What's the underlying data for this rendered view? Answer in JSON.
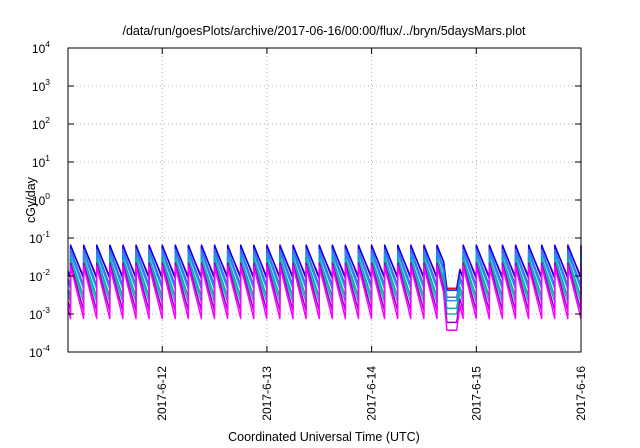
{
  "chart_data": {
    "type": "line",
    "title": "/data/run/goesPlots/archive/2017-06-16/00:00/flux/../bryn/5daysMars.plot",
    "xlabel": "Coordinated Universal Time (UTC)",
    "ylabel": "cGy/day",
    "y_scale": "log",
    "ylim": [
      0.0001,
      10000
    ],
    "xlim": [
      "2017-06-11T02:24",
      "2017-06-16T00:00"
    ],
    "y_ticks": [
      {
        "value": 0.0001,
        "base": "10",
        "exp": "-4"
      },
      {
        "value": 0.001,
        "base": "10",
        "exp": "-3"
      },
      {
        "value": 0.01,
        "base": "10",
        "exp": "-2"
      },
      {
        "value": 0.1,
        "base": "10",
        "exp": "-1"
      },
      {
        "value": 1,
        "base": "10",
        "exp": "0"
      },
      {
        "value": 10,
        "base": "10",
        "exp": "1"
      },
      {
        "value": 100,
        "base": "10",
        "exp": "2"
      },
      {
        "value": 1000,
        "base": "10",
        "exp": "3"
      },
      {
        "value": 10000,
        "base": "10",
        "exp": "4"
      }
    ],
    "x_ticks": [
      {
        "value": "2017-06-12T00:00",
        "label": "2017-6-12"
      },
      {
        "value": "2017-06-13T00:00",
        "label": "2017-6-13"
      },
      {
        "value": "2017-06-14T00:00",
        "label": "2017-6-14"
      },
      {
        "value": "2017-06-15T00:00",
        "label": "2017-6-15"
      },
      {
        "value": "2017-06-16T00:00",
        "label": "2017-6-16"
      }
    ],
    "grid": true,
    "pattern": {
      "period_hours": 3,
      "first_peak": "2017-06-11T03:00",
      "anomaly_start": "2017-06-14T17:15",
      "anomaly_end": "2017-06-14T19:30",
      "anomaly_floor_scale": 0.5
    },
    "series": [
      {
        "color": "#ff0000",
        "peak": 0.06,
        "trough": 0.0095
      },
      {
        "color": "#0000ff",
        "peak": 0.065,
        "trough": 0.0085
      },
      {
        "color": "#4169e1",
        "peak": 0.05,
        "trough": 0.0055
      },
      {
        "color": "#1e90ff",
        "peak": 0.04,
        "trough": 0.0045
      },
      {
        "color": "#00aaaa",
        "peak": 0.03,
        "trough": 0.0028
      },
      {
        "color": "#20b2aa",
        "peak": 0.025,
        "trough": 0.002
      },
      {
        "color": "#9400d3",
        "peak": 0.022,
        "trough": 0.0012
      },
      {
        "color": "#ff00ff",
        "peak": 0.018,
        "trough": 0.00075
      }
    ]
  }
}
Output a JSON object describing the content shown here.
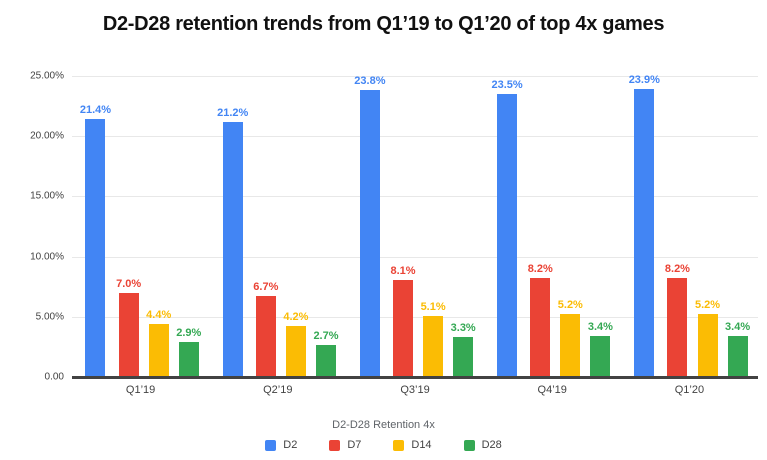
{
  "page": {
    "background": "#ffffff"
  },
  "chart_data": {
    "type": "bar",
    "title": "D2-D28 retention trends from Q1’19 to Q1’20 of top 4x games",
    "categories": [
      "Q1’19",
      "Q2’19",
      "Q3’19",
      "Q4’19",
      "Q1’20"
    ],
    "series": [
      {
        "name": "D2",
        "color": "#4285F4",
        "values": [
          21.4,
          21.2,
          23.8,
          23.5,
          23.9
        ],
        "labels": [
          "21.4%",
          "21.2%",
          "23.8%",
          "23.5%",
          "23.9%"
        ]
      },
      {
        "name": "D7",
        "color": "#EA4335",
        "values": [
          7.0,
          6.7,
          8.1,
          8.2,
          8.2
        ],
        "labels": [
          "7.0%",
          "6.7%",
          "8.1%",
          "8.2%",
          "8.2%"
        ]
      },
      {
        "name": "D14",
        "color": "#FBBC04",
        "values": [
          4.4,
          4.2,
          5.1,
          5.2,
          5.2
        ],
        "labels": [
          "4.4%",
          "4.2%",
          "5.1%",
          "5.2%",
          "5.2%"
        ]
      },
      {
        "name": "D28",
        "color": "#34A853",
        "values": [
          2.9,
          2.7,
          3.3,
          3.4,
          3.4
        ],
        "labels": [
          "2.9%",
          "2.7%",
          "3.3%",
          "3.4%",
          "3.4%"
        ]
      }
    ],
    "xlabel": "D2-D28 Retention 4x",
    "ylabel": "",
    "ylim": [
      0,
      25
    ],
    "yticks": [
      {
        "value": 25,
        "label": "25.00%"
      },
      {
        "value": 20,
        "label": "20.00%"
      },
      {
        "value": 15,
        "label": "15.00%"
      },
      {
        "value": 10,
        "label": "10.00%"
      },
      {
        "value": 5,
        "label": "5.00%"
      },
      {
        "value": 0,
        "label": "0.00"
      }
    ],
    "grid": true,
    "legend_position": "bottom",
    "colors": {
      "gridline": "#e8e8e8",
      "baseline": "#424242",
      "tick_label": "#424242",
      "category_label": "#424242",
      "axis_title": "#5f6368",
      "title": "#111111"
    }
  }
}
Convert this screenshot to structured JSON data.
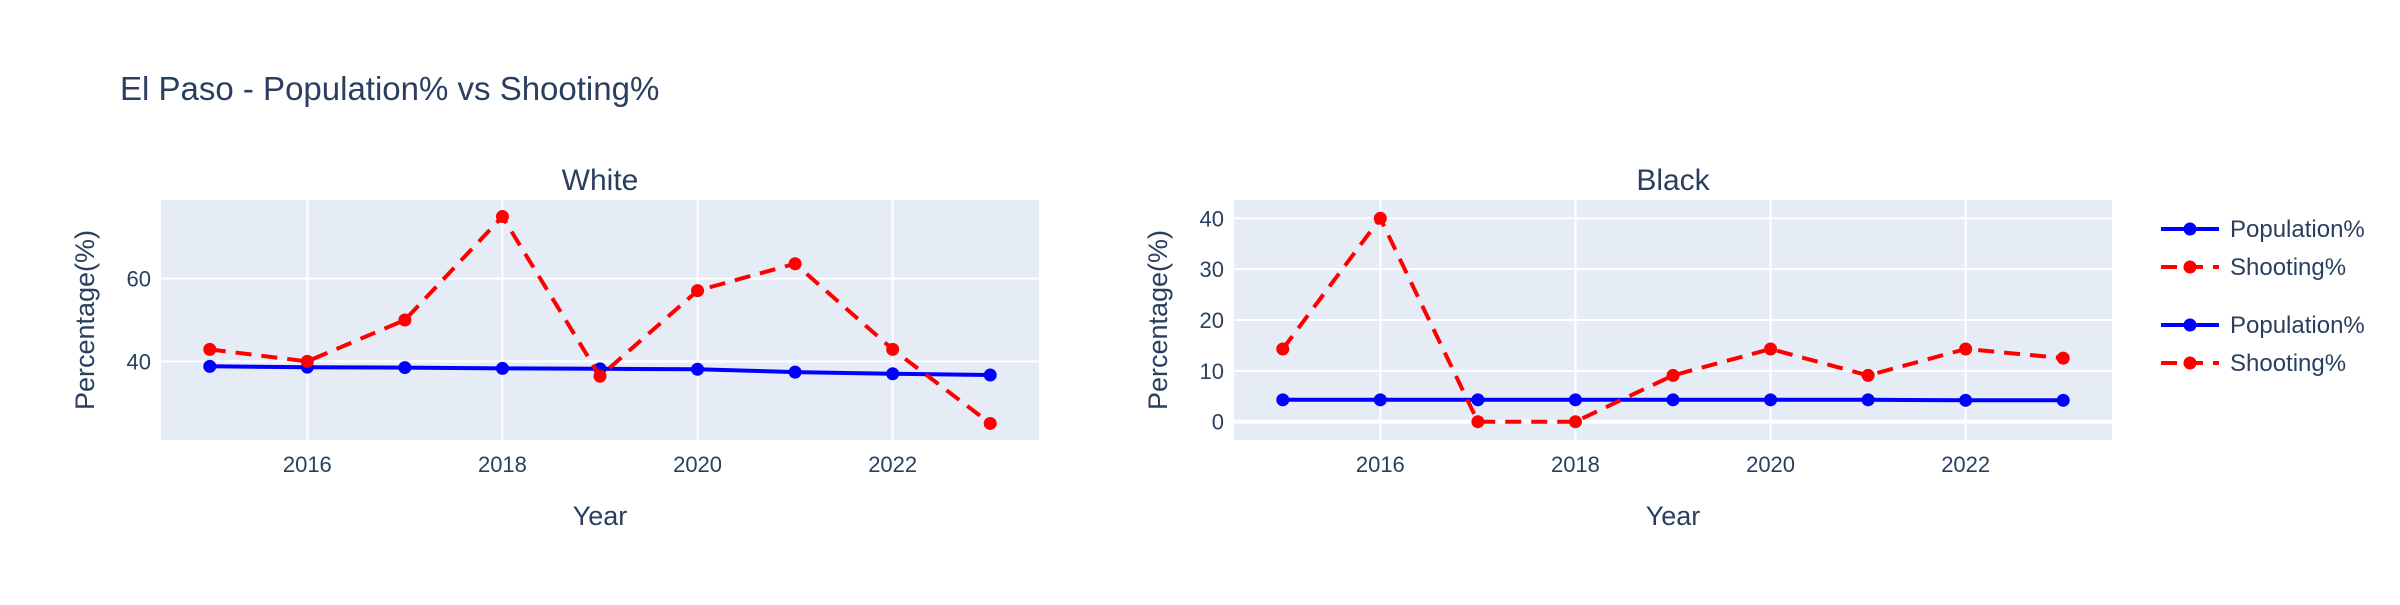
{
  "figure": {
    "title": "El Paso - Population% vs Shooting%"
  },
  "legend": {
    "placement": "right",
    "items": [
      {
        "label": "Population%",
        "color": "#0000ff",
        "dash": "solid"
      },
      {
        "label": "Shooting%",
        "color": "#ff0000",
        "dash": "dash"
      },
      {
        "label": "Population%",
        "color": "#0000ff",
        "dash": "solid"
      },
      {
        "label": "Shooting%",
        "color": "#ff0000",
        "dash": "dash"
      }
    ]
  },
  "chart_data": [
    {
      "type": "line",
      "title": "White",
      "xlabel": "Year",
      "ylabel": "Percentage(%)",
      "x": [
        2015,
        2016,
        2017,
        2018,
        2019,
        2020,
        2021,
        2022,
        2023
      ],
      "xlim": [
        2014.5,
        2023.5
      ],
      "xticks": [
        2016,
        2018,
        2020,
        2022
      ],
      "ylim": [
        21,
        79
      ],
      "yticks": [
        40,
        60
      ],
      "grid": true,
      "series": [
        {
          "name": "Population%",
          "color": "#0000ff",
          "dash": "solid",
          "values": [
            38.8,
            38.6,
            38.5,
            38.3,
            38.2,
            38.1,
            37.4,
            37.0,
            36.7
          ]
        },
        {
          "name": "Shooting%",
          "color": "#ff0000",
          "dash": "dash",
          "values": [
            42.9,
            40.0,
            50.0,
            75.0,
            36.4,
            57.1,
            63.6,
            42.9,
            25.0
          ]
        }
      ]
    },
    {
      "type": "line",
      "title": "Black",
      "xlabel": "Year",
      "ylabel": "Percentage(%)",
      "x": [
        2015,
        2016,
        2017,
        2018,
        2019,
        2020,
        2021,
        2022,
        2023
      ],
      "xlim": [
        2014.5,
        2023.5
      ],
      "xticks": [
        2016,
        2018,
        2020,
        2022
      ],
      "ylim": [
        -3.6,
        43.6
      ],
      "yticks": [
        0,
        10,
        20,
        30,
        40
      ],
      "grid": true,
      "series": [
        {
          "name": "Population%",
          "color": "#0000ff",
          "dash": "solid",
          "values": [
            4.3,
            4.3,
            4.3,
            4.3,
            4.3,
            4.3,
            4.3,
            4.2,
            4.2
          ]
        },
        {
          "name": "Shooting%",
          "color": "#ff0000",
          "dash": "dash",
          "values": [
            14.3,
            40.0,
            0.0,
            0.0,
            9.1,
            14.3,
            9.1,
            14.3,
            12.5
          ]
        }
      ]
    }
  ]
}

* * * * *

Your task
Pictures are to be left out; the records above must be repeated word for word.

Response to the task
What's the underlying data for this rendered view? Answer in JSON.
{
  "chart_data": {
    "type": "line",
    "title": "/data/run/goesPlots/archive/2017-06-16/00:00/flux/../bryn/5daysMars.plot",
    "xlabel": "Coordinated Universal Time (UTC)",
    "ylabel": "cGy/day",
    "y_scale": "log",
    "ylim": [
      0.0001,
      10000
    ],
    "xlim": [
      "2017-06-11T02:24",
      "2017-06-16T00:00"
    ],
    "y_ticks": [
      {
        "value": 0.0001,
        "base": "10",
        "exp": "-4"
      },
      {
        "value": 0.001,
        "base": "10",
        "exp": "-3"
      },
      {
        "value": 0.01,
        "base": "10",
        "exp": "-2"
      },
      {
        "value": 0.1,
        "base": "10",
        "exp": "-1"
      },
      {
        "value": 1,
        "base": "10",
        "exp": "0"
      },
      {
        "value": 10,
        "base": "10",
        "exp": "1"
      },
      {
        "value": 100,
        "base": "10",
        "exp": "2"
      },
      {
        "value": 1000,
        "base": "10",
        "exp": "3"
      },
      {
        "value": 10000,
        "base": "10",
        "exp": "4"
      }
    ],
    "x_ticks": [
      {
        "value": "2017-06-12T00:00",
        "label": "2017-6-12"
      },
      {
        "value": "2017-06-13T00:00",
        "label": "2017-6-13"
      },
      {
        "value": "2017-06-14T00:00",
        "label": "2017-6-14"
      },
      {
        "value": "2017-06-15T00:00",
        "label": "2017-6-15"
      },
      {
        "value": "2017-06-16T00:00",
        "label": "2017-6-16"
      }
    ],
    "grid": true,
    "pattern": {
      "period_hours": 3,
      "first_peak": "2017-06-11T03:00",
      "anomaly_start": "2017-06-14T17:15",
      "anomaly_end": "2017-06-14T19:30",
      "anomaly_floor_scale": 0.5
    },
    "series": [
      {
        "color": "#ff0000",
        "peak": 0.06,
        "trough": 0.0095
      },
      {
        "color": "#0000ff",
        "peak": 0.065,
        "trough": 0.0085
      },
      {
        "color": "#4169e1",
        "peak": 0.05,
        "trough": 0.0055
      },
      {
        "color": "#1e90ff",
        "peak": 0.04,
        "trough": 0.0045
      },
      {
        "color": "#00aaaa",
        "peak": 0.03,
        "trough": 0.0028
      },
      {
        "color": "#20b2aa",
        "peak": 0.025,
        "trough": 0.002
      },
      {
        "color": "#9400d3",
        "peak": 0.022,
        "trough": 0.0012
      },
      {
        "color": "#ff00ff",
        "peak": 0.018,
        "trough": 0.00075
      }
    ]
  }
}
Output a JSON object describing the content shown here.
{
  "page": {
    "background": "#ffffff"
  },
  "chart_data": {
    "type": "bar",
    "title": "D2-D28 retention trends from Q1’19 to Q1’20 of top 4x games",
    "categories": [
      "Q1’19",
      "Q2’19",
      "Q3’19",
      "Q4’19",
      "Q1’20"
    ],
    "series": [
      {
        "name": "D2",
        "color": "#4285F4",
        "values": [
          21.4,
          21.2,
          23.8,
          23.5,
          23.9
        ],
        "labels": [
          "21.4%",
          "21.2%",
          "23.8%",
          "23.5%",
          "23.9%"
        ]
      },
      {
        "name": "D7",
        "color": "#EA4335",
        "values": [
          7.0,
          6.7,
          8.1,
          8.2,
          8.2
        ],
        "labels": [
          "7.0%",
          "6.7%",
          "8.1%",
          "8.2%",
          "8.2%"
        ]
      },
      {
        "name": "D14",
        "color": "#FBBC04",
        "values": [
          4.4,
          4.2,
          5.1,
          5.2,
          5.2
        ],
        "labels": [
          "4.4%",
          "4.2%",
          "5.1%",
          "5.2%",
          "5.2%"
        ]
      },
      {
        "name": "D28",
        "color": "#34A853",
        "values": [
          2.9,
          2.7,
          3.3,
          3.4,
          3.4
        ],
        "labels": [
          "2.9%",
          "2.7%",
          "3.3%",
          "3.4%",
          "3.4%"
        ]
      }
    ],
    "xlabel": "D2-D28 Retention 4x",
    "ylabel": "",
    "ylim": [
      0,
      25
    ],
    "yticks": [
      {
        "value": 25,
        "label": "25.00%"
      },
      {
        "value": 20,
        "label": "20.00%"
      },
      {
        "value": 15,
        "label": "15.00%"
      },
      {
        "value": 10,
        "label": "10.00%"
      },
      {
        "value": 5,
        "label": "5.00%"
      },
      {
        "value": 0,
        "label": "0.00"
      }
    ],
    "grid": true,
    "legend_position": "bottom",
    "colors": {
      "gridline": "#e8e8e8",
      "baseline": "#424242",
      "tick_label": "#424242",
      "category_label": "#424242",
      "axis_title": "#5f6368",
      "title": "#111111"
    }
  }
}
Convert this screenshot to structured JSON data.
{
  "figure": {
    "title": "El Paso - Population% vs Shooting%"
  },
  "legend": {
    "placement": "right",
    "items": [
      {
        "label": "Population%",
        "color": "#0000ff",
        "dash": "solid"
      },
      {
        "label": "Shooting%",
        "color": "#ff0000",
        "dash": "dash"
      },
      {
        "label": "Population%",
        "color": "#0000ff",
        "dash": "solid"
      },
      {
        "label": "Shooting%",
        "color": "#ff0000",
        "dash": "dash"
      }
    ]
  },
  "chart_data": [
    {
      "type": "line",
      "title": "White",
      "xlabel": "Year",
      "ylabel": "Percentage(%)",
      "x": [
        2015,
        2016,
        2017,
        2018,
        2019,
        2020,
        2021,
        2022,
        2023
      ],
      "xlim": [
        2014.5,
        2023.5
      ],
      "xticks": [
        2016,
        2018,
        2020,
        2022
      ],
      "ylim": [
        21,
        79
      ],
      "yticks": [
        40,
        60
      ],
      "grid": true,
      "series": [
        {
          "name": "Population%",
          "color": "#0000ff",
          "dash": "solid",
          "values": [
            38.8,
            38.6,
            38.5,
            38.3,
            38.2,
            38.1,
            37.4,
            37.0,
            36.7
          ]
        },
        {
          "name": "Shooting%",
          "color": "#ff0000",
          "dash": "dash",
          "values": [
            42.9,
            40.0,
            50.0,
            75.0,
            36.4,
            57.1,
            63.6,
            42.9,
            25.0
          ]
        }
      ]
    },
    {
      "type": "line",
      "title": "Black",
      "xlabel": "Year",
      "ylabel": "Percentage(%)",
      "x": [
        2015,
        2016,
        2017,
        2018,
        2019,
        2020,
        2021,
        2022,
        2023
      ],
      "xlim": [
        2014.5,
        2023.5
      ],
      "xticks": [
        2016,
        2018,
        2020,
        2022
      ],
      "ylim": [
        -3.6,
        43.6
      ],
      "yticks": [
        0,
        10,
        20,
        30,
        40
      ],
      "grid": true,
      "series": [
        {
          "name": "Population%",
          "color": "#0000ff",
          "dash": "solid",
          "values": [
            4.3,
            4.3,
            4.3,
            4.3,
            4.3,
            4.3,
            4.3,
            4.2,
            4.2
          ]
        },
        {
          "name": "Shooting%",
          "color": "#ff0000",
          "dash": "dash",
          "values": [
            14.3,
            40.0,
            0.0,
            0.0,
            9.1,
            14.3,
            9.1,
            14.3,
            12.5
          ]
        }
      ]
    }
  ]
}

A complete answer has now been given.